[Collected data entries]
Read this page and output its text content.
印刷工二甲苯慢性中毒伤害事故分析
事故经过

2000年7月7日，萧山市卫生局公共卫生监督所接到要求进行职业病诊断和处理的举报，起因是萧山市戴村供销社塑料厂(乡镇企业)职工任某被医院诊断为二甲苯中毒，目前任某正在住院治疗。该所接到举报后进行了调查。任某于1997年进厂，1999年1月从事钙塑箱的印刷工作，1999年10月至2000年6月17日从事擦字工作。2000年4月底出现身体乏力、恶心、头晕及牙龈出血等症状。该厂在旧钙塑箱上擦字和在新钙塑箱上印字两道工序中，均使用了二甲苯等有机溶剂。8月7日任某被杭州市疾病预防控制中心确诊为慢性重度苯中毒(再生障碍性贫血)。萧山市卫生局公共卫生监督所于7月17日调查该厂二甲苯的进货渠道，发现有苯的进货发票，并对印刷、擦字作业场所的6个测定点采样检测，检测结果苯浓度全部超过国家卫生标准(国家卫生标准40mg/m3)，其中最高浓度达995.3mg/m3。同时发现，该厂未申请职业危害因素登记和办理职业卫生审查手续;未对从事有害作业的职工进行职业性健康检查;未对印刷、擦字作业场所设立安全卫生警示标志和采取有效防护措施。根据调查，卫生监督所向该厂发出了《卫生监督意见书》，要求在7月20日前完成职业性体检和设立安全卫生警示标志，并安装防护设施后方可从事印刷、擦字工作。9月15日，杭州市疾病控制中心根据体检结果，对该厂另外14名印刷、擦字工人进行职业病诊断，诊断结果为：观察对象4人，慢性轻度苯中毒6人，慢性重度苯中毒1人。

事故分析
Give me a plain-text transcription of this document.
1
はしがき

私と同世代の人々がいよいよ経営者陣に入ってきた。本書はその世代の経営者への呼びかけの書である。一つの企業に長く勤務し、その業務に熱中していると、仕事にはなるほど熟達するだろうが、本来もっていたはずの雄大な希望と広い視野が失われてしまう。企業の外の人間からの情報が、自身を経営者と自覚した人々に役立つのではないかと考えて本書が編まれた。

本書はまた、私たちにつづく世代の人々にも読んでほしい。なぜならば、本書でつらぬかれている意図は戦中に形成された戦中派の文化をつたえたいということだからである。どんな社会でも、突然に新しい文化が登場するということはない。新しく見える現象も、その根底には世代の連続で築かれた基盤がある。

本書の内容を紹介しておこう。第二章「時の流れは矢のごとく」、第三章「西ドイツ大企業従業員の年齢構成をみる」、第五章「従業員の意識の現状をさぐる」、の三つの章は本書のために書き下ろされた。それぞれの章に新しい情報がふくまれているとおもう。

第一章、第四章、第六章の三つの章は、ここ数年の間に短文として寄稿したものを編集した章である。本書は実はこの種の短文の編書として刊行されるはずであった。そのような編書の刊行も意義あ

Exercise prompt => Print from the line containing "Give me a plain-text" to the last line above, exactly as written.

Solution for this task =>
Give me a plain-text transcription of this document.
1
はしがき

私と同世代の人々がいよいよ経営者陣に入ってきた。本書はその世代の経営者への呼びかけの書である。一つの企業に長く勤務し、その業務に熱中していると、仕事にはなるほど熟達するだろうが、本来もっていたはずの雄大な希望と広い視野が失われてしまう。企業の外の人間からの情報が、自身を経営者と自覚した人々に役立つのではないかと考えて本書が編まれた。

本書はまた、私たちにつづく世代の人々にも読んでほしい。なぜならば、本書でつらぬかれている意図は戦中に形成された戦中派の文化をつたえたいということだからである。どんな社会でも、突然に新しい文化が登場するということはない。新しく見える現象も、その根底には世代の連続で築かれた基盤がある。

本書の内容を紹介しておこう。第二章「時の流れは矢のごとく」、第三章「西ドイツ大企業従業員の年齢構成をみる」、第五章「従業員の意識の現状をさぐる」、の三つの章は本書のために書き下ろされた。それぞれの章に新しい情報がふくまれているとおもう。

第一章、第四章、第六章の三つの章は、ここ数年の間に短文として寄稿したものを編集した章である。本書は実はこの種の短文の編書として刊行されるはずであった。そのような編書の刊行も意義あ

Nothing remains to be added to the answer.